◆ **PROBLEM TO WORK ON**: From the listing below, pull out every line where the string "управления" appears.

◆ **MATERIAL SUPPLIED**:
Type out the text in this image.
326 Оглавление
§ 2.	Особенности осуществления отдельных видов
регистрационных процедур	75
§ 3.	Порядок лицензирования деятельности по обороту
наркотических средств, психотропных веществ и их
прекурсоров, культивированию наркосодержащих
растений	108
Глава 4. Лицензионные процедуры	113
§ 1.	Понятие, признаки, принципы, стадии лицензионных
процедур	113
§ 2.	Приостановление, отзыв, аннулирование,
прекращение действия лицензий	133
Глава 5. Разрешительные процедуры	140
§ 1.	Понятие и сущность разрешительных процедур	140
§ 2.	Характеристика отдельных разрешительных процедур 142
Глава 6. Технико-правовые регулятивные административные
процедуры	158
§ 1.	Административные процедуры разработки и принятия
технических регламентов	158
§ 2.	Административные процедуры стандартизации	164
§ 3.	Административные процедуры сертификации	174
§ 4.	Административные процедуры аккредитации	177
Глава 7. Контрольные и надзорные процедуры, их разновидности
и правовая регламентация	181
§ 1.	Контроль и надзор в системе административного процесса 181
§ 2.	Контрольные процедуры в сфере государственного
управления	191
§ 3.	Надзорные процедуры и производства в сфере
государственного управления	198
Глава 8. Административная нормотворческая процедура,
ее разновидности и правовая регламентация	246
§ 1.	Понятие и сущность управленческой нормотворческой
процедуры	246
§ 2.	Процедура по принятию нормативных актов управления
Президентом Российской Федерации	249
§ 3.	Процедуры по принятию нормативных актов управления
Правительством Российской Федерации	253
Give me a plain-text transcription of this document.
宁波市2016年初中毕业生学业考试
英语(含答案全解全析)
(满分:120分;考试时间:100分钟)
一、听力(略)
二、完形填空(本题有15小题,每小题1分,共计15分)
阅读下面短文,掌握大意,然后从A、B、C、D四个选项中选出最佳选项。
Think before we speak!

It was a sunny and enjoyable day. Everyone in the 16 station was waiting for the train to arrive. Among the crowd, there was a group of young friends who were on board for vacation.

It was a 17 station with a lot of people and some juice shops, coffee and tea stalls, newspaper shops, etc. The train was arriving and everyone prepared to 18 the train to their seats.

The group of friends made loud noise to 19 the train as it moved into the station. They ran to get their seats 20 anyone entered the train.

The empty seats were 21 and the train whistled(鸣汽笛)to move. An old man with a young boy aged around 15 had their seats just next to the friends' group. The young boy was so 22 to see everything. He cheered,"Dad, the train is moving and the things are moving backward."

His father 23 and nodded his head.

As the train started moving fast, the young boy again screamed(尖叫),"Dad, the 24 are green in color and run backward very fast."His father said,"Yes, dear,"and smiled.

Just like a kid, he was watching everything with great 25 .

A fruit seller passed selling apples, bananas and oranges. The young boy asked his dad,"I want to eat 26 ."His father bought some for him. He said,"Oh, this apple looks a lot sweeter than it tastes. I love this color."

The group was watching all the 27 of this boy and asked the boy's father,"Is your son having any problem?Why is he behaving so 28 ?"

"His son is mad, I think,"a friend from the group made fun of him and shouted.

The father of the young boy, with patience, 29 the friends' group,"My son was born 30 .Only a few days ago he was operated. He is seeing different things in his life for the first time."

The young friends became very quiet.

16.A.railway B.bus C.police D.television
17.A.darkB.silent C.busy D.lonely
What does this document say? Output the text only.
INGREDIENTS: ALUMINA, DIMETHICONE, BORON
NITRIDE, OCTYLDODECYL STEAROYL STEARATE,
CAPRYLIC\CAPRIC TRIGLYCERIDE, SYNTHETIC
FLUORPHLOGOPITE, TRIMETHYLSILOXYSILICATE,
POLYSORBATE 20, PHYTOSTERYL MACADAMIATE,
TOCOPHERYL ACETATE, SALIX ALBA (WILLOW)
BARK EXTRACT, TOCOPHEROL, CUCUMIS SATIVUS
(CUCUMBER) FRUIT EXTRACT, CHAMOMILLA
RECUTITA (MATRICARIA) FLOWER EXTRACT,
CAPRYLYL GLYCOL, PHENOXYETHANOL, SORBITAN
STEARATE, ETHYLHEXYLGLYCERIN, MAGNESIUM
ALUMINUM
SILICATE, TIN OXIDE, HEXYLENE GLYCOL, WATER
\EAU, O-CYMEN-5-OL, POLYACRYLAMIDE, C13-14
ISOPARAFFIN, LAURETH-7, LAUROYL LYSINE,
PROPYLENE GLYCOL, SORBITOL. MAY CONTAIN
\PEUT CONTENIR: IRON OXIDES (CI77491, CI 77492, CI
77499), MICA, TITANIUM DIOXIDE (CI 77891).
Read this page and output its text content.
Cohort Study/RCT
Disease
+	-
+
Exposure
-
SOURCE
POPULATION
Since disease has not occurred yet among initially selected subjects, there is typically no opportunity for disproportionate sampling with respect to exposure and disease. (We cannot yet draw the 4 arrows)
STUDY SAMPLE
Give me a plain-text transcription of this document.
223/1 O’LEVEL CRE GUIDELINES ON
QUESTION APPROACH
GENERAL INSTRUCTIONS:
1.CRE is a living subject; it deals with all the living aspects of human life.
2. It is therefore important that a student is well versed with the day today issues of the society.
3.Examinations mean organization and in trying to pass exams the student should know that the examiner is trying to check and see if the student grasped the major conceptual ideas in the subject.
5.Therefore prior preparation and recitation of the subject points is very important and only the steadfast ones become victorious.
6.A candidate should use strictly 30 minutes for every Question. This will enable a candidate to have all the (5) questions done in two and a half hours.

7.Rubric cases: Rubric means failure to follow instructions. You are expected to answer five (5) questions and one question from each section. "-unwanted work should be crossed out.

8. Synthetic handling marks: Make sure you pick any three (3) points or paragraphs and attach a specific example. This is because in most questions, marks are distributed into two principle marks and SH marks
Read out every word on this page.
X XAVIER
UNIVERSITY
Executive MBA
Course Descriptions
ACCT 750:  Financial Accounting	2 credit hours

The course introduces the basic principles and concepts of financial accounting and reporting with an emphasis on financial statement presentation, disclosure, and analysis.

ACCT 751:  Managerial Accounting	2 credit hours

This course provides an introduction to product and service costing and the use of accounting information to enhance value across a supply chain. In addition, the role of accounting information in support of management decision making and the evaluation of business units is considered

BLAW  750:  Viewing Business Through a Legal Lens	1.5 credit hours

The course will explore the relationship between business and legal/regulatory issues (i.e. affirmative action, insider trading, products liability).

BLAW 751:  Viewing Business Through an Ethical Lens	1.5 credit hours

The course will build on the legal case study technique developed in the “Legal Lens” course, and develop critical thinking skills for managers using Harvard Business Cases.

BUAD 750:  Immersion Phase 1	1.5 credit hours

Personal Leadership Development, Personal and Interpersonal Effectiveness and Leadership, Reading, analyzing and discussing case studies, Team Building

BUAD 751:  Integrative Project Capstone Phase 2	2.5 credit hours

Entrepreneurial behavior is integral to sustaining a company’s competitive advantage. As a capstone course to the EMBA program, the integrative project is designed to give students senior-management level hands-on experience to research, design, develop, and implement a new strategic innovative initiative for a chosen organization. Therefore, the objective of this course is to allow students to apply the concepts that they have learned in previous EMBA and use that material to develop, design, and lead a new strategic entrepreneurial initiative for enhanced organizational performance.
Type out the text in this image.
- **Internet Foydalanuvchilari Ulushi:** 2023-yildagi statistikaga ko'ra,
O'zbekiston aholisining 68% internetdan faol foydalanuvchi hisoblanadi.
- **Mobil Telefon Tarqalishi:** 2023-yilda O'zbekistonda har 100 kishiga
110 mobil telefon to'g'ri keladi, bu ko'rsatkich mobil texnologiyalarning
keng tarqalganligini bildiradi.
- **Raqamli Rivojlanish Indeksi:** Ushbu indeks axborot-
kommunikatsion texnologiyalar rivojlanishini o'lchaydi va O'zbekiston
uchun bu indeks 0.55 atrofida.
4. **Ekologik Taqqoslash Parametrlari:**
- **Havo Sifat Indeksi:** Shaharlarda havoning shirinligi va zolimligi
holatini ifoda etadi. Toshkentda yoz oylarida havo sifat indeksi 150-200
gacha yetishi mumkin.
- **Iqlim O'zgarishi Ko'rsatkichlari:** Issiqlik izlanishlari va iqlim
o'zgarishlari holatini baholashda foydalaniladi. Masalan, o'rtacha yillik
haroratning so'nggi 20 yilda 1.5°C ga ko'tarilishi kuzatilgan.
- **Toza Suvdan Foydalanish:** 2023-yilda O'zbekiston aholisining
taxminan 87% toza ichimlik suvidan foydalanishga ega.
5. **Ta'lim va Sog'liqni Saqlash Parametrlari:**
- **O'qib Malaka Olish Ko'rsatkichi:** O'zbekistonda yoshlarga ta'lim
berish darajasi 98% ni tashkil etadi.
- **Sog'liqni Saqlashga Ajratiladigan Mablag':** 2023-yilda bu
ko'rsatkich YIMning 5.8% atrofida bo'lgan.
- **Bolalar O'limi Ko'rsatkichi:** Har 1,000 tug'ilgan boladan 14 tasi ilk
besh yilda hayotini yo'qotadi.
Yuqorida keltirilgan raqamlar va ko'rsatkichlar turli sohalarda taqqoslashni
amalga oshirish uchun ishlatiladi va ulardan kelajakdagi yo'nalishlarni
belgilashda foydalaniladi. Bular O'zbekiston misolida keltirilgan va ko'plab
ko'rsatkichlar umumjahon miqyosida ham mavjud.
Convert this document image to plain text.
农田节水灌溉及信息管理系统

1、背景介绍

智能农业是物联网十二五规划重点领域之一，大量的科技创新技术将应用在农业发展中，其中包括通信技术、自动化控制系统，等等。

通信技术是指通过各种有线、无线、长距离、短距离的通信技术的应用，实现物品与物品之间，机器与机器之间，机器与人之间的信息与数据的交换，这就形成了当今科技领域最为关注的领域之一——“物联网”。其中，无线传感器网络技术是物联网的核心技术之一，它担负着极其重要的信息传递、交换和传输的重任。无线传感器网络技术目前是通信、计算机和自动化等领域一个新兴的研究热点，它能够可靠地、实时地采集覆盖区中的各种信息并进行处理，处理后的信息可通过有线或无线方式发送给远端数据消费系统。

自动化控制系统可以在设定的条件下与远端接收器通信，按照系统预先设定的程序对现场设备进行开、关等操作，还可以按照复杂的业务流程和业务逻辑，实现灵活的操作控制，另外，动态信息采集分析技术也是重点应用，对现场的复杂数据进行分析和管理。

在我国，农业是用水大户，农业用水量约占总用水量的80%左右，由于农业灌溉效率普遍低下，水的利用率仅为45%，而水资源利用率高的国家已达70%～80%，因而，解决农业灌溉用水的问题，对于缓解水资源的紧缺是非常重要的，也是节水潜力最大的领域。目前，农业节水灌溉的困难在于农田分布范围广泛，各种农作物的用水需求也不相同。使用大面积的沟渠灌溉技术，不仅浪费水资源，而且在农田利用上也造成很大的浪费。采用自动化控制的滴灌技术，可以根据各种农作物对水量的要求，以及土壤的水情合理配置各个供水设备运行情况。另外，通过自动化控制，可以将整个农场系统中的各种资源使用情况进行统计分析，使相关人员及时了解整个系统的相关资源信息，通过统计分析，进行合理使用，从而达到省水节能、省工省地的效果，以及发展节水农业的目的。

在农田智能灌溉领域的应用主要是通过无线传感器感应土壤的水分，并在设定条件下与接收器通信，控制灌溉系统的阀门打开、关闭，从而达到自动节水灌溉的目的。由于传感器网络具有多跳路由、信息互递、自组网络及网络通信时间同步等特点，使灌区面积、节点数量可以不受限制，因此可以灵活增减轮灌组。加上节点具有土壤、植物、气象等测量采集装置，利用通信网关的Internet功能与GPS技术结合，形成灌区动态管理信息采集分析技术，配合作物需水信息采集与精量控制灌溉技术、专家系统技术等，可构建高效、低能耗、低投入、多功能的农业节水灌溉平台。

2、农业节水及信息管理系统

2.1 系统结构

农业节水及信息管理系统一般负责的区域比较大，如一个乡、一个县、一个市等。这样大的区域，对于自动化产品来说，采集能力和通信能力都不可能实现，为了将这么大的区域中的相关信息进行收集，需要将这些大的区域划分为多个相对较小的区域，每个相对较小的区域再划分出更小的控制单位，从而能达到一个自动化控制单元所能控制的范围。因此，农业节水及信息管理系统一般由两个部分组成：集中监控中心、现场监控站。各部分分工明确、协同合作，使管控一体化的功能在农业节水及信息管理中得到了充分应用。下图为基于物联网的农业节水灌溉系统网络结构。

◆ **COMPLETE ANSWER**:
управления	191
государственного управления	198
§ 2.	Процедура по принятию нормативных актов управления
§ 3.	Процедуры по принятию нормативных актов управления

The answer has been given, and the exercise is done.